BRIEF
Tell me how many lines in the data below hold the string "cườm", and say nothing else.

______________________________

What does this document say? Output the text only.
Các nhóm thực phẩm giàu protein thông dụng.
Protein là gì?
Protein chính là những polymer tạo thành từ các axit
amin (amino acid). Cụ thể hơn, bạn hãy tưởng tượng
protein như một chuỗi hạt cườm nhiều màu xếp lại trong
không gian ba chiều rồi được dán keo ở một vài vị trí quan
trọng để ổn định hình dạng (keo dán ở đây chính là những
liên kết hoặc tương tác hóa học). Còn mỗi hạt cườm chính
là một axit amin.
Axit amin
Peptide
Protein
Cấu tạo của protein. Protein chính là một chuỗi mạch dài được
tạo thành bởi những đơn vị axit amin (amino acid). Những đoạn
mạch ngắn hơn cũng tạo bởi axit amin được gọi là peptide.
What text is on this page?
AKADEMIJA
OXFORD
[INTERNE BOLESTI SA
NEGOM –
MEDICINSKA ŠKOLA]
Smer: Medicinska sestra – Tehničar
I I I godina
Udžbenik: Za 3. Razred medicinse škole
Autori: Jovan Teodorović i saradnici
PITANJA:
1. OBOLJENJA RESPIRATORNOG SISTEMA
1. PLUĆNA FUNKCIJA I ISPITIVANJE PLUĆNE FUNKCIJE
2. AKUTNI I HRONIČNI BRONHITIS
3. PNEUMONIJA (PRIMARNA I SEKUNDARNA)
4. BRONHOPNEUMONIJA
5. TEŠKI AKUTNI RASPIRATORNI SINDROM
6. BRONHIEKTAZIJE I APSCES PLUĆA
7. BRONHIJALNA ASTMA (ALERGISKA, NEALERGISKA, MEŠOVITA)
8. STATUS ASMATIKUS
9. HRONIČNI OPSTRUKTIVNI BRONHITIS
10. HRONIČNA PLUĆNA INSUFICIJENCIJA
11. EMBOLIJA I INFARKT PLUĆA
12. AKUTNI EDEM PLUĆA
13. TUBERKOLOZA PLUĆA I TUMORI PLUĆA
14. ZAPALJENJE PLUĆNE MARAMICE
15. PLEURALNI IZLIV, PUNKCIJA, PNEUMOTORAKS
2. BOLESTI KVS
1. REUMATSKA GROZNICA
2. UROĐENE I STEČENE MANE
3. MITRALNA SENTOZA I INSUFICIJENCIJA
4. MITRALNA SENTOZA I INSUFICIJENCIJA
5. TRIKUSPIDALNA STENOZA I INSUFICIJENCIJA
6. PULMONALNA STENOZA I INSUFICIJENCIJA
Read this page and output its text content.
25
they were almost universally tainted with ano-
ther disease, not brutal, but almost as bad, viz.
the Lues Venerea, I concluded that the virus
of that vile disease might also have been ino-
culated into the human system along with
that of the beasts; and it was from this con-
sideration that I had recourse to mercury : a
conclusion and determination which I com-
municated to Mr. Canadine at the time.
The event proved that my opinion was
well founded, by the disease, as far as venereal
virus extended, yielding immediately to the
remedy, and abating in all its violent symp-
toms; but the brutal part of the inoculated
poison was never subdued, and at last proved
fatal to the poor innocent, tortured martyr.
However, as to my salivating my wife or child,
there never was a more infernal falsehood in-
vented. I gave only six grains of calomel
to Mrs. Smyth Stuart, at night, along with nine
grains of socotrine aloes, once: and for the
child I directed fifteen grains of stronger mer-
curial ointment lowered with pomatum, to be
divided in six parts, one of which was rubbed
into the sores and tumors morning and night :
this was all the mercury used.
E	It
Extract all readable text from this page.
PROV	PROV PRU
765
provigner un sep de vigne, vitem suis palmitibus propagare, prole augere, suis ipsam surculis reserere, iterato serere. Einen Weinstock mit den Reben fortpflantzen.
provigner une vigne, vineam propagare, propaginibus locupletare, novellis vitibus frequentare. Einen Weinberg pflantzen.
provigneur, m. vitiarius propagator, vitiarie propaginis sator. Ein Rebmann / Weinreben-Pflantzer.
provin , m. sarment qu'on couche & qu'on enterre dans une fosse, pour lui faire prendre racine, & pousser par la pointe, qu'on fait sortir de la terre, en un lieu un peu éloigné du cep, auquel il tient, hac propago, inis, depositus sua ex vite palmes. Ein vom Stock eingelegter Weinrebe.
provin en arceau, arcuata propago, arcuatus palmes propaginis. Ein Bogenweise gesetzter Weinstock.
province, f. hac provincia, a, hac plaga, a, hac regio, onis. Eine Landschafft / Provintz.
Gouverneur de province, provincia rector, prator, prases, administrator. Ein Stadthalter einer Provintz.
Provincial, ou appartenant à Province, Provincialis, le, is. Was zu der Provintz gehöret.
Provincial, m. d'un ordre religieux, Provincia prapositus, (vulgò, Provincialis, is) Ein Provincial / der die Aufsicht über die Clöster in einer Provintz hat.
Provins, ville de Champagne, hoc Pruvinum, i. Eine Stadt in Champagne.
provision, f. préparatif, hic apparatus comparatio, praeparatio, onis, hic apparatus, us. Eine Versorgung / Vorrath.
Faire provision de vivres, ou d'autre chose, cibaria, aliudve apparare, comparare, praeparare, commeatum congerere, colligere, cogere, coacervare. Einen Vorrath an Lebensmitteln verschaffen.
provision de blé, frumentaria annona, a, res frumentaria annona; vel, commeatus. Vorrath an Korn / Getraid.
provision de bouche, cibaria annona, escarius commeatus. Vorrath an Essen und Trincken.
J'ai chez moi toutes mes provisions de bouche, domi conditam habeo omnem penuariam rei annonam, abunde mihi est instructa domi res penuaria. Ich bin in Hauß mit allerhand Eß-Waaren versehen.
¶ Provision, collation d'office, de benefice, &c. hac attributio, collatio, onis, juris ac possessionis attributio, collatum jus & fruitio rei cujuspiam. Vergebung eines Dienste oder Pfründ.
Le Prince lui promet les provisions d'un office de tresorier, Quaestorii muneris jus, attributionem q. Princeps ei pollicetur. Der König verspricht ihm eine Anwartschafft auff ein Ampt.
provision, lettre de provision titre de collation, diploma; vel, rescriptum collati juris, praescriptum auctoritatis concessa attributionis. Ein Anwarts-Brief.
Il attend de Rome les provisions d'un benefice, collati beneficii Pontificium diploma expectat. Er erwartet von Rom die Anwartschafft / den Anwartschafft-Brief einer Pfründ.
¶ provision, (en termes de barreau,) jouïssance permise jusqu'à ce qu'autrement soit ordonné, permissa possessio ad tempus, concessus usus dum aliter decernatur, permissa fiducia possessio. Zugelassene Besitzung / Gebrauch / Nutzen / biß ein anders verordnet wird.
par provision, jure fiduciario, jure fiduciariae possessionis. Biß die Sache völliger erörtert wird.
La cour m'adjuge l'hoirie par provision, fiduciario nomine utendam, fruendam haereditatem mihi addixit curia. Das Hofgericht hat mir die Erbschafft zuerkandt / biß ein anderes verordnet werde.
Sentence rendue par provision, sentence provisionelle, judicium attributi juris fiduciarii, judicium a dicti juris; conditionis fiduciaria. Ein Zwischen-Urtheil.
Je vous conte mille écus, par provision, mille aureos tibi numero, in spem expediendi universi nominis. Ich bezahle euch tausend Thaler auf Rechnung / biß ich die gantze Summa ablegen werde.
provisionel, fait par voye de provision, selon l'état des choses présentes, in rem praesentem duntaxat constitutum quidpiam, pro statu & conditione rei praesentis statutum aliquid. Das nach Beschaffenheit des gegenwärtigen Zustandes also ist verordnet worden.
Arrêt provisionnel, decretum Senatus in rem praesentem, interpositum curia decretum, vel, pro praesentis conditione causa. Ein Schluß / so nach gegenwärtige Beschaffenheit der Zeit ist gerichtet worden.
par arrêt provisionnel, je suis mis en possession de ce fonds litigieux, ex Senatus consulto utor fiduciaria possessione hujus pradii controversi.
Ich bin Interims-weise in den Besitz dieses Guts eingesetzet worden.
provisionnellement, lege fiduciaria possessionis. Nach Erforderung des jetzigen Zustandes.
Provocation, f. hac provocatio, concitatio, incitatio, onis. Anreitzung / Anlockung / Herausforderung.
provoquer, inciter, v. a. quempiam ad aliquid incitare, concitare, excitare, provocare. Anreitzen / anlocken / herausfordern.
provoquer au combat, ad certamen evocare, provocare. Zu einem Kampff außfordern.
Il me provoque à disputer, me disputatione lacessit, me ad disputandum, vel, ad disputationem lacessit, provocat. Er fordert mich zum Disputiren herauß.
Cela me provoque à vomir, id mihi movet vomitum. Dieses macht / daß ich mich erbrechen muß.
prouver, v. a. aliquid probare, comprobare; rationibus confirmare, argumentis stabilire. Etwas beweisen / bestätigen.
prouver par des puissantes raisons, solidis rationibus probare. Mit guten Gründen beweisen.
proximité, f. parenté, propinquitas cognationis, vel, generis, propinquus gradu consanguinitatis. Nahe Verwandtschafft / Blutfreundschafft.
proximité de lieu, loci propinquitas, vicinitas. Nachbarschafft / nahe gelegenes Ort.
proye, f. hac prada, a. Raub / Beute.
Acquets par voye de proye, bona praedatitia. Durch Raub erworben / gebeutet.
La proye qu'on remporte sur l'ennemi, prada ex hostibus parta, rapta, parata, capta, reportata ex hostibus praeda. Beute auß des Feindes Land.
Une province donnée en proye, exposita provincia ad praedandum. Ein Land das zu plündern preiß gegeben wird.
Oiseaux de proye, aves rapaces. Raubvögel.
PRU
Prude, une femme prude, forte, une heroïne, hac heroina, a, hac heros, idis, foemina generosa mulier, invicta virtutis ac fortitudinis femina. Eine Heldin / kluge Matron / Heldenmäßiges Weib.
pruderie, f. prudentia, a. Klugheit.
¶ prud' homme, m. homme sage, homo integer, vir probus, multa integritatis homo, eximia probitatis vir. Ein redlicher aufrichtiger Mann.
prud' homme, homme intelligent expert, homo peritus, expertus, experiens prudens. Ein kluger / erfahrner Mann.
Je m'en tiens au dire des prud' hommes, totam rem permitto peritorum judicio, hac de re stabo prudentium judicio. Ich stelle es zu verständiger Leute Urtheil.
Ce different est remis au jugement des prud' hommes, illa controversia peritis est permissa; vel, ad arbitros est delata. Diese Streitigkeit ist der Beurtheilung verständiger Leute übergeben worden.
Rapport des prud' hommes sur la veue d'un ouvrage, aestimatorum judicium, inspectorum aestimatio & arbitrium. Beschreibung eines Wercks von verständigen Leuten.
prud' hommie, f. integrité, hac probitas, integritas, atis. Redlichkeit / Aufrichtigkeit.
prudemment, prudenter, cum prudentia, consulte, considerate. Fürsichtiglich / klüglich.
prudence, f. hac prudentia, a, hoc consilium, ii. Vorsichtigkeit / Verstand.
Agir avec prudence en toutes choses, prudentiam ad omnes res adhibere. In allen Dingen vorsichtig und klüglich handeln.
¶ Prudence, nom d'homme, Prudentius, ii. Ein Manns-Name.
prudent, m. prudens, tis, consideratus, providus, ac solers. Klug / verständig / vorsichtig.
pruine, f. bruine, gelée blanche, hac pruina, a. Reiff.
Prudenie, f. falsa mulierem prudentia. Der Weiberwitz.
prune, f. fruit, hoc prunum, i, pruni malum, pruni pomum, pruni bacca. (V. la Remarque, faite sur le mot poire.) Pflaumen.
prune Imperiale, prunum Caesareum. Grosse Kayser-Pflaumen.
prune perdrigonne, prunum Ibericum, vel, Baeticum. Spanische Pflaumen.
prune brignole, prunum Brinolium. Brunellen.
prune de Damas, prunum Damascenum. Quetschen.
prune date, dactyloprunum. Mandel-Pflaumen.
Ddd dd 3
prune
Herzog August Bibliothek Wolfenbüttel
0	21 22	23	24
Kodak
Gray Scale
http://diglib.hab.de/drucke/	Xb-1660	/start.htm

______________________________

EXPECTED ANSWER
2